## Input rows
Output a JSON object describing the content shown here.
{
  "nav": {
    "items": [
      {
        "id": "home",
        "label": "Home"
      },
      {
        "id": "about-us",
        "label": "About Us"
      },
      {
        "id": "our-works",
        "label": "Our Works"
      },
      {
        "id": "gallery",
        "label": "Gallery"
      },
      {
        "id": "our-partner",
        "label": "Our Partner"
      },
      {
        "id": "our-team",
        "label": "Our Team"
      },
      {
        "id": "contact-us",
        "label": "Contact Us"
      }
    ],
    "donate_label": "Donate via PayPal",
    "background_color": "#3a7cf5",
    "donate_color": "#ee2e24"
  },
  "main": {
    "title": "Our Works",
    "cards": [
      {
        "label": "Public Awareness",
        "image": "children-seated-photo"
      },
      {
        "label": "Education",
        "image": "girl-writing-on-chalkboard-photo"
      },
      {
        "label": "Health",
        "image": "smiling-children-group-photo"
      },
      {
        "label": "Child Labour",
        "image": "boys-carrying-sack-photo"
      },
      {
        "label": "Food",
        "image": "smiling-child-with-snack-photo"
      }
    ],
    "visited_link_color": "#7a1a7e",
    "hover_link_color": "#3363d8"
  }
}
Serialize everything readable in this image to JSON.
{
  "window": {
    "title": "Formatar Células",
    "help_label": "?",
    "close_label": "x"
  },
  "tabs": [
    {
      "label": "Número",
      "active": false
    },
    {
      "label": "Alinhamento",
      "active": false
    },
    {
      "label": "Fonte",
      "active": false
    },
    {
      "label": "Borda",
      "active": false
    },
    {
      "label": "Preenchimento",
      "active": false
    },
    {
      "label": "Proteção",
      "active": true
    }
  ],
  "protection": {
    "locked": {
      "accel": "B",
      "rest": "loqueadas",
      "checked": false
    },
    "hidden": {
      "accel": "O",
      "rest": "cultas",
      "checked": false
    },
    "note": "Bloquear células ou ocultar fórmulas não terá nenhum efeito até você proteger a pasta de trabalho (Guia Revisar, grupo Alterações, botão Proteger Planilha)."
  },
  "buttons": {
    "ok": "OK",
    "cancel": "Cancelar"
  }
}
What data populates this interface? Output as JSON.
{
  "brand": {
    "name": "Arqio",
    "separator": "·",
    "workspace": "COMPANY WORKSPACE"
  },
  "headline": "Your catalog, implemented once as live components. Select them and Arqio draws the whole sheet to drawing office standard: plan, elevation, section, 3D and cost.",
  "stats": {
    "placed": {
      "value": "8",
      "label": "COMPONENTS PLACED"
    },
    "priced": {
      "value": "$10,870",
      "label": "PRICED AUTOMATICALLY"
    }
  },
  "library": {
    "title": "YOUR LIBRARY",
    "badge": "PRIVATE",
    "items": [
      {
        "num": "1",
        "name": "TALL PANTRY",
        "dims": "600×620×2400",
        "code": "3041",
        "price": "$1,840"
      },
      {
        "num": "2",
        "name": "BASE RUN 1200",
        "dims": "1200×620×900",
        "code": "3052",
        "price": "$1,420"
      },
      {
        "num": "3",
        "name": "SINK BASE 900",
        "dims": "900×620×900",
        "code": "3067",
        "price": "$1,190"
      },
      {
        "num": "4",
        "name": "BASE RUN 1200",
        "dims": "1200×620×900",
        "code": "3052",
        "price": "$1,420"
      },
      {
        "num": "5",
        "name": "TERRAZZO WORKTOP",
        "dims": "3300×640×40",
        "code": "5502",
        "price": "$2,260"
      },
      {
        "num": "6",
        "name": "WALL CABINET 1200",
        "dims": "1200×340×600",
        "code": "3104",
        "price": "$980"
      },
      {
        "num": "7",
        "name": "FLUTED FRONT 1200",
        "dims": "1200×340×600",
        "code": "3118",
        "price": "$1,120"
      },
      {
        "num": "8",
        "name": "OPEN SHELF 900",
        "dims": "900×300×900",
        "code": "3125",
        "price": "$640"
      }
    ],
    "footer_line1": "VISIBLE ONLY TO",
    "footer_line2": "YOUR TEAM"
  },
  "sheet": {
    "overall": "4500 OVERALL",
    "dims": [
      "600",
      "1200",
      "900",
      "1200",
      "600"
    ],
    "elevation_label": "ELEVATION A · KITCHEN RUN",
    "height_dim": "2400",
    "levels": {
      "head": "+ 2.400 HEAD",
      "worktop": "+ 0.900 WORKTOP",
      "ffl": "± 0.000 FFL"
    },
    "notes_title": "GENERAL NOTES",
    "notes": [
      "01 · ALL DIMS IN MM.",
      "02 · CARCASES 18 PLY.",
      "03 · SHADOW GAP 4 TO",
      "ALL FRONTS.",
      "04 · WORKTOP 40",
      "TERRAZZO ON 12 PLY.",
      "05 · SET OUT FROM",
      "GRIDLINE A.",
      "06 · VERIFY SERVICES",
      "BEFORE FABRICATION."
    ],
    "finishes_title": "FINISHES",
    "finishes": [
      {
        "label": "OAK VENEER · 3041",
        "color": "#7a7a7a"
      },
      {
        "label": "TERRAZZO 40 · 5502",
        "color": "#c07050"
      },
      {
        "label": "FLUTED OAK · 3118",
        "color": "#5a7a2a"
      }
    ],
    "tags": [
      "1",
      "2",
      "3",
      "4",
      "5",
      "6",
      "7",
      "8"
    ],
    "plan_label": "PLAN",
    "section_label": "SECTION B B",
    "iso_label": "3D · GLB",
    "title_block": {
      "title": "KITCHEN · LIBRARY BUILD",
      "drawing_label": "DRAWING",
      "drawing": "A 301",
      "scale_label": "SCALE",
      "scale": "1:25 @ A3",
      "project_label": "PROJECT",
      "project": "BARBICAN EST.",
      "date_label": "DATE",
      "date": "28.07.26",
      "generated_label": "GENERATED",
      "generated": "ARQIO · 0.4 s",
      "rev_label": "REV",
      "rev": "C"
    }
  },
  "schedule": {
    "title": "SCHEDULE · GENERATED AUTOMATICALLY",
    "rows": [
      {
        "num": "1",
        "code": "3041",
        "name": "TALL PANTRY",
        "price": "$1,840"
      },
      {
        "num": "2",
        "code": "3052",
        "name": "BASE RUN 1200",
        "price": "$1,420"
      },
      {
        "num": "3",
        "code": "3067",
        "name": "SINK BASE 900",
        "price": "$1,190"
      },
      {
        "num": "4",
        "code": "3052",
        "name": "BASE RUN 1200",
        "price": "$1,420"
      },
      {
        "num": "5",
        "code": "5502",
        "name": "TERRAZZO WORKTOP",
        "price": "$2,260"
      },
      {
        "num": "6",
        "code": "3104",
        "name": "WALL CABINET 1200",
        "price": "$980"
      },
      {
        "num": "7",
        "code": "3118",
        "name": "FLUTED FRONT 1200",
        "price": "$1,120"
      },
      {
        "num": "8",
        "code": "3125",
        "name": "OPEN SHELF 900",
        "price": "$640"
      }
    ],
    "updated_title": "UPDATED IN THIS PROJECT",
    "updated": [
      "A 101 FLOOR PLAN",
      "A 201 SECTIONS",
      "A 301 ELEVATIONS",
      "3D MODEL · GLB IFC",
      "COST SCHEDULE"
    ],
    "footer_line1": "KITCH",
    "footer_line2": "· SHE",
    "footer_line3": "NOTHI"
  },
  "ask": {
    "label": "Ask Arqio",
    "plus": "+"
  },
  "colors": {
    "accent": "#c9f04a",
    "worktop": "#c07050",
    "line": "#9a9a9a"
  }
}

## What you need to do
Output the lines above verbatim and in full.

## The answer
Output a JSON object describing the content shown here.
{
  "nav": {
    "items": [
      {
        "id": "home",
        "label": "Home"
      },
      {
        "id": "about-us",
        "label": "About Us"
      },
      {
        "id": "our-works",
        "label": "Our Works"
      },
      {
        "id": "gallery",
        "label": "Gallery"
      },
      {
        "id": "our-partner",
        "label": "Our Partner"
      },
      {
        "id": "our-team",
        "label": "Our Team"
      },
      {
        "id": "contact-us",
        "label": "Contact Us"
      }
    ],
    "donate_label": "Donate via PayPal",
    "background_color": "#3a7cf5",
    "donate_color": "#ee2e24"
  },
  "main": {
    "title": "Our Works",
    "cards": [
      {
        "label": "Public Awareness",
        "image": "children-seated-photo"
      },
      {
        "label": "Education",
        "image": "girl-writing-on-chalkboard-photo"
      },
      {
        "label": "Health",
        "image": "smiling-children-group-photo"
      },
      {
        "label": "Child Labour",
        "image": "boys-carrying-sack-photo"
      },
      {
        "label": "Food",
        "image": "smiling-child-with-snack-photo"
      }
    ],
    "visited_link_color": "#7a1a7e",
    "hover_link_color": "#3363d8"
  }
}
Serialize everything readable in this image to JSON.
{
  "window": {
    "title": "Formatar Células",
    "help_label": "?",
    "close_label": "x"
  },
  "tabs": [
    {
      "label": "Número",
      "active": false
    },
    {
      "label": "Alinhamento",
      "active": false
    },
    {
      "label": "Fonte",
      "active": false
    },
    {
      "label": "Borda",
      "active": false
    },
    {
      "label": "Preenchimento",
      "active": false
    },
    {
      "label": "Proteção",
      "active": true
    }
  ],
  "protection": {
    "locked": {
      "accel": "B",
      "rest": "loqueadas",
      "checked": false
    },
    "hidden": {
      "accel": "O",
      "rest": "cultas",
      "checked": false
    },
    "note": "Bloquear células ou ocultar fórmulas não terá nenhum efeito até você proteger a pasta de trabalho (Guia Revisar, grupo Alterações, botão Proteger Planilha)."
  },
  "buttons": {
    "ok": "OK",
    "cancel": "Cancelar"
  }
}
What data populates this interface? Output as JSON.
{
  "brand": {
    "name": "Arqio",
    "separator": "·",
    "workspace": "COMPANY WORKSPACE"
  },
  "headline": "Your catalog, implemented once as live components. Select them and Arqio draws the whole sheet to drawing office standard: plan, elevation, section, 3D and cost.",
  "stats": {
    "placed": {
      "value": "8",
      "label": "COMPONENTS PLACED"
    },
    "priced": {
      "value": "$10,870",
      "label": "PRICED AUTOMATICALLY"
    }
  },
  "library": {
    "title": "YOUR LIBRARY",
    "badge": "PRIVATE",
    "items": [
      {
        "num": "1",
        "name": "TALL PANTRY",
        "dims": "600×620×2400",
        "code": "3041",
        "price": "$1,840"
      },
      {
        "num": "2",
        "name": "BASE RUN 1200",
        "dims": "1200×620×900",
        "code": "3052",
        "price": "$1,420"
      },
      {
        "num": "3",
        "name": "SINK BASE 900",
        "dims": "900×620×900",
        "code": "3067",
        "price": "$1,190"
      },
      {
        "num": "4",
        "name": "BASE RUN 1200",
        "dims": "1200×620×900",
        "code": "3052",
        "price": "$1,420"
      },
      {
        "num": "5",
        "name": "TERRAZZO WORKTOP",
        "dims": "3300×640×40",
        "code": "5502",
        "price": "$2,260"
      },
      {
        "num": "6",
        "name": "WALL CABINET 1200",
        "dims": "1200×340×600",
        "code": "3104",
        "price": "$980"
      },
      {
        "num": "7",
        "name": "FLUTED FRONT 1200",
        "dims": "1200×340×600",
        "code": "3118",
        "price": "$1,120"
      },
      {
        "num": "8",
        "name": "OPEN SHELF 900",
        "dims": "900×300×900",
        "code": "3125",
        "price": "$640"
      }
    ],
    "footer_line1": "VISIBLE ONLY TO",
    "footer_line2": "YOUR TEAM"
  },
  "sheet": {
    "overall": "4500 OVERALL",
    "dims": [
      "600",
      "1200",
      "900",
      "1200",
      "600"
    ],
    "elevation_label": "ELEVATION A · KITCHEN RUN",
    "height_dim": "2400",
    "levels": {
      "head": "+ 2.400 HEAD",
      "worktop": "+ 0.900 WORKTOP",
      "ffl": "± 0.000 FFL"
    },
    "notes_title": "GENERAL NOTES",
    "notes": [
      "01 · ALL DIMS IN MM.",
      "02 · CARCASES 18 PLY.",
      "03 · SHADOW GAP 4 TO",
      "ALL FRONTS.",
      "04 · WORKTOP 40",
      "TERRAZZO ON 12 PLY.",
      "05 · SET OUT FROM",
      "GRIDLINE A.",
      "06 · VERIFY SERVICES",
      "BEFORE FABRICATION."
    ],
    "finishes_title": "FINISHES",
    "finishes": [
      {
        "label": "OAK VENEER · 3041",
        "color": "#7a7a7a"
      },
      {
        "label": "TERRAZZO 40 · 5502",
        "color": "#c07050"
      },
      {
        "label": "FLUTED OAK · 3118",
        "color": "#5a7a2a"
      }
    ],
    "tags": [
      "1",
      "2",
      "3",
      "4",
      "5",
      "6",
      "7",
      "8"
    ],
    "plan_label": "PLAN",
    "section_label": "SECTION B B",
    "iso_label": "3D · GLB",
    "title_block": {
      "title": "KITCHEN · LIBRARY BUILD",
      "drawing_label": "DRAWING",
      "drawing": "A 301",
      "scale_label": "SCALE",
      "scale": "1:25 @ A3",
      "project_label": "PROJECT",
      "project": "BARBICAN EST.",
      "date_label": "DATE",
      "date": "28.07.26",
      "generated_label": "GENERATED",
      "generated": "ARQIO · 0.4 s",
      "rev_label": "REV",
      "rev": "C"
    }
  },
  "schedule": {
    "title": "SCHEDULE · GENERATED AUTOMATICALLY",
    "rows": [
      {
        "num": "1",
        "code": "3041",
        "name": "TALL PANTRY",
        "price": "$1,840"
      },
      {
        "num": "2",
        "code": "3052",
        "name": "BASE RUN 1200",
        "price": "$1,420"
      },
      {
        "num": "3",
        "code": "3067",
        "name": "SINK BASE 900",
        "price": "$1,190"
      },
      {
        "num": "4",
        "code": "3052",
        "name": "BASE RUN 1200",
        "price": "$1,420"
      },
      {
        "num": "5",
        "code": "5502",
        "name": "TERRAZZO WORKTOP",
        "price": "$2,260"
      },
      {
        "num": "6",
        "code": "3104",
        "name": "WALL CABINET 1200",
        "price": "$980"
      },
      {
        "num": "7",
        "code": "3118",
        "name": "FLUTED FRONT 1200",
        "price": "$1,120"
      },
      {
        "num": "8",
        "code": "3125",
        "name": "OPEN SHELF 900",
        "price": "$640"
      }
    ],
    "updated_title": "UPDATED IN THIS PROJECT",
    "updated": [
      "A 101 FLOOR PLAN",
      "A 201 SECTIONS",
      "A 301 ELEVATIONS",
      "3D MODEL · GLB IFC",
      "COST SCHEDULE"
    ],
    "footer_line1": "KITCH",
    "footer_line2": "· SHE",
    "footer_line3": "NOTHI"
  },
  "ask": {
    "label": "Ask Arqio",
    "plus": "+"
  },
  "colors": {
    "accent": "#c9f04a",
    "worktop": "#c07050",
    "line": "#9a9a9a"
  }
}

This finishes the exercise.